| Task requirements |
Print all entries precisely as they are written.

** START OF Raw records **

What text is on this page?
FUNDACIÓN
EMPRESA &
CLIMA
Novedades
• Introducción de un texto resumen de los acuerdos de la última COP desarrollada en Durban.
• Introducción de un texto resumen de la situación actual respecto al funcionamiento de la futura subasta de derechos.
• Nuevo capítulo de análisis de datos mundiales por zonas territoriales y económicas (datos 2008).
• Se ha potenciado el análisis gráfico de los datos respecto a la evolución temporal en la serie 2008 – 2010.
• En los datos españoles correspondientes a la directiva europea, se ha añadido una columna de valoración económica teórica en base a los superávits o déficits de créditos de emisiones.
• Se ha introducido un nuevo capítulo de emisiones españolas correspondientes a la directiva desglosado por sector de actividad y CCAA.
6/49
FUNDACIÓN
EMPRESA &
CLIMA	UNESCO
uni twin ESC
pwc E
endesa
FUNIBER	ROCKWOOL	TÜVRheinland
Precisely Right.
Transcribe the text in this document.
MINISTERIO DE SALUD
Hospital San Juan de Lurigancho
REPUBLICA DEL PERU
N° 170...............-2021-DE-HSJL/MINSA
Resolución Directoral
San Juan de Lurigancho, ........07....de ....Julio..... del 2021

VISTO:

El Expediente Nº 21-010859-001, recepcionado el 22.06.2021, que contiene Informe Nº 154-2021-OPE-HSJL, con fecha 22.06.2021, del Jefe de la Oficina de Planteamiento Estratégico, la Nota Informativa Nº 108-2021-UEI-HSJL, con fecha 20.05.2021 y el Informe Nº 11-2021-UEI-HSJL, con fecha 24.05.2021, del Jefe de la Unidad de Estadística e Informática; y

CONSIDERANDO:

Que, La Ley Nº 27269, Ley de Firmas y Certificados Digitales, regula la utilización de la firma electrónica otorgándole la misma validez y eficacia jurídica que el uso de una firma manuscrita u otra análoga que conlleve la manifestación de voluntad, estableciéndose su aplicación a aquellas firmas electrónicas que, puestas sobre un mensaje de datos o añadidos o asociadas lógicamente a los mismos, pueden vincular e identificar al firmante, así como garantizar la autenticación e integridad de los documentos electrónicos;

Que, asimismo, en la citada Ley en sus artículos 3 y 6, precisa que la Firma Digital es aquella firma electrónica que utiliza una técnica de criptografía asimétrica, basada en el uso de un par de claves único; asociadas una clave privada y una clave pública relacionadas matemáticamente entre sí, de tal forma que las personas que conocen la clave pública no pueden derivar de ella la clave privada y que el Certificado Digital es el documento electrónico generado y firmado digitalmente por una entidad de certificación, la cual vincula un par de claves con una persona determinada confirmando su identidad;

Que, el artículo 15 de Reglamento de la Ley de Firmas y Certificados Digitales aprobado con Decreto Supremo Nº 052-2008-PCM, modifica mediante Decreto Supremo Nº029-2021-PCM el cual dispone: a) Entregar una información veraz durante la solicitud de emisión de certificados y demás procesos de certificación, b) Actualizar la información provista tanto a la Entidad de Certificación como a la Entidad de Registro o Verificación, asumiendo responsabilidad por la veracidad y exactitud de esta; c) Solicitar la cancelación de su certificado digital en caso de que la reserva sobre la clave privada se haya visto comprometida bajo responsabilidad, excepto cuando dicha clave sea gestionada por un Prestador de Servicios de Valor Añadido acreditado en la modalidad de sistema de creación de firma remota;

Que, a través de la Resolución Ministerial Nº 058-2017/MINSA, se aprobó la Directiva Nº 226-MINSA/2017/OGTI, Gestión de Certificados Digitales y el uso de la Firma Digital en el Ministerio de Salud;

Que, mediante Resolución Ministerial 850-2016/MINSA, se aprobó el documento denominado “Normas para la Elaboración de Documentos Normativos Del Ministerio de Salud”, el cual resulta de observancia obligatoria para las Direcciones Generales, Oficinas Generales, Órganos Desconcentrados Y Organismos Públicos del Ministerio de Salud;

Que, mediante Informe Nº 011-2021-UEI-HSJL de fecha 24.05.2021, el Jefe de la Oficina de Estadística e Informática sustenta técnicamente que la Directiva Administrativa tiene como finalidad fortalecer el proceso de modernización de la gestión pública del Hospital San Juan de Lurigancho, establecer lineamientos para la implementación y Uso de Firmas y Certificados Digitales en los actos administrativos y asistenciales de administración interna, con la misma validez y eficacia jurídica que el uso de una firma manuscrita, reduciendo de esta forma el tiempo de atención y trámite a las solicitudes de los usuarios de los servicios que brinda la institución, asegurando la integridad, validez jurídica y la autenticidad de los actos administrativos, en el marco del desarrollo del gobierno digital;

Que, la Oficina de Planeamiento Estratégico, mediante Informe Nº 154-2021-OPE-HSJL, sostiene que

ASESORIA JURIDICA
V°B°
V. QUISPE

** END OF Raw records **

| Result for this exercise |
What text is on this page?
FUNDACIÓN
EMPRESA &
CLIMA
Novedades
• Introducción de un texto resumen de los acuerdos de la última COP desarrollada en Durban.
• Introducción de un texto resumen de la situación actual respecto al funcionamiento de la futura subasta de derechos.
• Nuevo capítulo de análisis de datos mundiales por zonas territoriales y económicas (datos 2008).
• Se ha potenciado el análisis gráfico de los datos respecto a la evolución temporal en la serie 2008 – 2010.
• En los datos españoles correspondientes a la directiva europea, se ha añadido una columna de valoración económica teórica en base a los superávits o déficits de créditos de emisiones.
• Se ha introducido un nuevo capítulo de emisiones españolas correspondientes a la directiva desglosado por sector de actividad y CCAA.
6/49
FUNDACIÓN
EMPRESA &
CLIMA	UNESCO
uni twin ESC
pwc E
endesa
FUNIBER	ROCKWOOL	TÜVRheinland
Precisely Right.
Transcribe the text in this document.
MINISTERIO DE SALUD
Hospital San Juan de Lurigancho
REPUBLICA DEL PERU
N° 170...............-2021-DE-HSJL/MINSA
Resolución Directoral
San Juan de Lurigancho, ........07....de ....Julio..... del 2021

VISTO:

El Expediente Nº 21-010859-001, recepcionado el 22.06.2021, que contiene Informe Nº 154-2021-OPE-HSJL, con fecha 22.06.2021, del Jefe de la Oficina de Planteamiento Estratégico, la Nota Informativa Nº 108-2021-UEI-HSJL, con fecha 20.05.2021 y el Informe Nº 11-2021-UEI-HSJL, con fecha 24.05.2021, del Jefe de la Unidad de Estadística e Informática; y

CONSIDERANDO:

Que, La Ley Nº 27269, Ley de Firmas y Certificados Digitales, regula la utilización de la firma electrónica otorgándole la misma validez y eficacia jurídica que el uso de una firma manuscrita u otra análoga que conlleve la manifestación de voluntad, estableciéndose su aplicación a aquellas firmas electrónicas que, puestas sobre un mensaje de datos o añadidos o asociadas lógicamente a los mismos, pueden vincular e identificar al firmante, así como garantizar la autenticación e integridad de los documentos electrónicos;

Que, asimismo, en la citada Ley en sus artículos 3 y 6, precisa que la Firma Digital es aquella firma electrónica que utiliza una técnica de criptografía asimétrica, basada en el uso de un par de claves único; asociadas una clave privada y una clave pública relacionadas matemáticamente entre sí, de tal forma que las personas que conocen la clave pública no pueden derivar de ella la clave privada y que el Certificado Digital es el documento electrónico generado y firmado digitalmente por una entidad de certificación, la cual vincula un par de claves con una persona determinada confirmando su identidad;

Que, el artículo 15 de Reglamento de la Ley de Firmas y Certificados Digitales aprobado con Decreto Supremo Nº 052-2008-PCM, modifica mediante Decreto Supremo Nº029-2021-PCM el cual dispone: a) Entregar una información veraz durante la solicitud de emisión de certificados y demás procesos de certificación, b) Actualizar la información provista tanto a la Entidad de Certificación como a la Entidad de Registro o Verificación, asumiendo responsabilidad por la veracidad y exactitud de esta; c) Solicitar la cancelación de su certificado digital en caso de que la reserva sobre la clave privada se haya visto comprometida bajo responsabilidad, excepto cuando dicha clave sea gestionada por un Prestador de Servicios de Valor Añadido acreditado en la modalidad de sistema de creación de firma remota;

Que, a través de la Resolución Ministerial Nº 058-2017/MINSA, se aprobó la Directiva Nº 226-MINSA/2017/OGTI, Gestión de Certificados Digitales y el uso de la Firma Digital en el Ministerio de Salud;

Que, mediante Resolución Ministerial 850-2016/MINSA, se aprobó el documento denominado “Normas para la Elaboración de Documentos Normativos Del Ministerio de Salud”, el cual resulta de observancia obligatoria para las Direcciones Generales, Oficinas Generales, Órganos Desconcentrados Y Organismos Públicos del Ministerio de Salud;

Que, mediante Informe Nº 011-2021-UEI-HSJL de fecha 24.05.2021, el Jefe de la Oficina de Estadística e Informática sustenta técnicamente que la Directiva Administrativa tiene como finalidad fortalecer el proceso de modernización de la gestión pública del Hospital San Juan de Lurigancho, establecer lineamientos para la implementación y Uso de Firmas y Certificados Digitales en los actos administrativos y asistenciales de administración interna, con la misma validez y eficacia jurídica que el uso de una firma manuscrita, reduciendo de esta forma el tiempo de atención y trámite a las solicitudes de los usuarios de los servicios que brinda la institución, asegurando la integridad, validez jurídica y la autenticidad de los actos administrativos, en el marco del desarrollo del gobierno digital;

Que, la Oficina de Planeamiento Estratégico, mediante Informe Nº 154-2021-OPE-HSJL, sostiene que

ASESORIA JURIDICA
V°B°
V. QUISPE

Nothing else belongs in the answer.